§ **PROBLEM STATEMENT**
Copy each line of the material below that includes the string "مخصوص".

§ **ENTRIES SUPPLIED**

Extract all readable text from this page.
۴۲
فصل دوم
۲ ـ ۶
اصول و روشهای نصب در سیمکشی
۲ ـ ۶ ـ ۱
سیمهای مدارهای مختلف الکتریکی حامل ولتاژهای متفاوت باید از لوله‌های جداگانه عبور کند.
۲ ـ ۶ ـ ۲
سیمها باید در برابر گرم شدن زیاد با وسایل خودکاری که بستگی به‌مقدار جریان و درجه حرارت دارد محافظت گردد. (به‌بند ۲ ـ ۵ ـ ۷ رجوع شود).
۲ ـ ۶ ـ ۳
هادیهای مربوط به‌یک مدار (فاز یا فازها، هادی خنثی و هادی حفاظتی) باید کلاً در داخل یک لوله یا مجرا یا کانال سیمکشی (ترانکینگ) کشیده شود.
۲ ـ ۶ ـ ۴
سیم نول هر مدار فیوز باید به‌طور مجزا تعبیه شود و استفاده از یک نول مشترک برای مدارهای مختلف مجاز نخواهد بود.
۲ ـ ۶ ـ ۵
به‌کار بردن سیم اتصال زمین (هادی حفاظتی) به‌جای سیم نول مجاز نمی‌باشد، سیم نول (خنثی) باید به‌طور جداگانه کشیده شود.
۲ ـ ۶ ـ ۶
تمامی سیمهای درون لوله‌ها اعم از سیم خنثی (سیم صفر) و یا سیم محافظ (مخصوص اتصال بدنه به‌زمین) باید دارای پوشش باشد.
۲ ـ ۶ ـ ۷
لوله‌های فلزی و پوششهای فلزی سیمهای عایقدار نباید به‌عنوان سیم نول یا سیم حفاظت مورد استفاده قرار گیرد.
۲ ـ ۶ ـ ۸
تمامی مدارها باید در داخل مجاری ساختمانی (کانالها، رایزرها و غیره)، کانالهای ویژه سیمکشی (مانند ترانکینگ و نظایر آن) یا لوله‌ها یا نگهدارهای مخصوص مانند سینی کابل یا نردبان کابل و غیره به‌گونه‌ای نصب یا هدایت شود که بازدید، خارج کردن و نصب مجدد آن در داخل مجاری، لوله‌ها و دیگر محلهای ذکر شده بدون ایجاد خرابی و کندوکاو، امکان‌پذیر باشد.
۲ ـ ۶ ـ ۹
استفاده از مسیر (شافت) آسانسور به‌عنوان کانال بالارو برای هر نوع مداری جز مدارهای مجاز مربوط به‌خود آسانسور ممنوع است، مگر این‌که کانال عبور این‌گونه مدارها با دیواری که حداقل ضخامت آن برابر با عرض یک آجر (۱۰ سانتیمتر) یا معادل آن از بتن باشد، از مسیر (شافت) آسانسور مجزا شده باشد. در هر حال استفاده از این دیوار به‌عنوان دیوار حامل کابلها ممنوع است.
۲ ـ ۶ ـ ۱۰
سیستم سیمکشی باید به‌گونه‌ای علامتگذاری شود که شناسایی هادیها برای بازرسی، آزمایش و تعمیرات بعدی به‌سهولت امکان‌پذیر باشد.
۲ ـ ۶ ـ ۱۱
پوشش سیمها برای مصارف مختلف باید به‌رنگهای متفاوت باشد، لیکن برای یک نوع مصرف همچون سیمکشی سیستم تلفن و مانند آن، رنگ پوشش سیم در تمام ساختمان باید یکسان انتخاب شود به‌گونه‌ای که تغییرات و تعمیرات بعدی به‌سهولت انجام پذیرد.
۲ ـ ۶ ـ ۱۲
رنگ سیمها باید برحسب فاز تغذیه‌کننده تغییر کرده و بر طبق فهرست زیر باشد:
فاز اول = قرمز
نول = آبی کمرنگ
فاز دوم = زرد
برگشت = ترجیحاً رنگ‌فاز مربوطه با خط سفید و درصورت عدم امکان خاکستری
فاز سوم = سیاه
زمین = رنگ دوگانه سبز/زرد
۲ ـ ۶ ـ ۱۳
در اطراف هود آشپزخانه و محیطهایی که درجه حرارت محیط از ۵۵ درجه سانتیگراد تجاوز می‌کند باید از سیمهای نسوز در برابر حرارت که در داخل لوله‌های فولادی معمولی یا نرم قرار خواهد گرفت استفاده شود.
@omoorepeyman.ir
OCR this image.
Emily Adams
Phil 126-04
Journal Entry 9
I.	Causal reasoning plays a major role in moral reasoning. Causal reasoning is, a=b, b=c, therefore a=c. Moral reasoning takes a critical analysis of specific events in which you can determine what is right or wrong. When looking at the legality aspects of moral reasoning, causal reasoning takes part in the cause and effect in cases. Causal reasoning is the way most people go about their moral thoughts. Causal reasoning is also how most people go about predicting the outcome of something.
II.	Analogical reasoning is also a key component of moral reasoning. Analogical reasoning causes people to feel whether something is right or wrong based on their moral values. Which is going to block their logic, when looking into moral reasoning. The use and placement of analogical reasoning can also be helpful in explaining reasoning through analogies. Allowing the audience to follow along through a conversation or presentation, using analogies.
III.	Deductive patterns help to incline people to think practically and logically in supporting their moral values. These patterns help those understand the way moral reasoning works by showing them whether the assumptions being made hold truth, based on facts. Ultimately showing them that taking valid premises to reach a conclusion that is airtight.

§ **THE COMPLETED TASK**
تمامی سیمهای درون لوله‌ها اعم از سیم خنثی (سیم صفر) و یا سیم محافظ (مخصوص اتصال بدنه به‌زمین) باید دارای پوشش باشد.
تمامی مدارها باید در داخل مجاری ساختمانی (کانالها، رایزرها و غیره)، کانالهای ویژه سیمکشی (مانند ترانکینگ و نظایر آن) یا لوله‌ها یا نگهدارهای مخصوص مانند سینی کابل یا نردبان کابل و غیره به‌گونه‌ای نصب یا هدایت شود که بازدید، خارج کردن و نصب مجدد آن در داخل مجاری، لوله‌ها و دیگر محلهای ذکر شده بدون ایجاد خرابی و کندوکاو، امکان‌پذیر باشد.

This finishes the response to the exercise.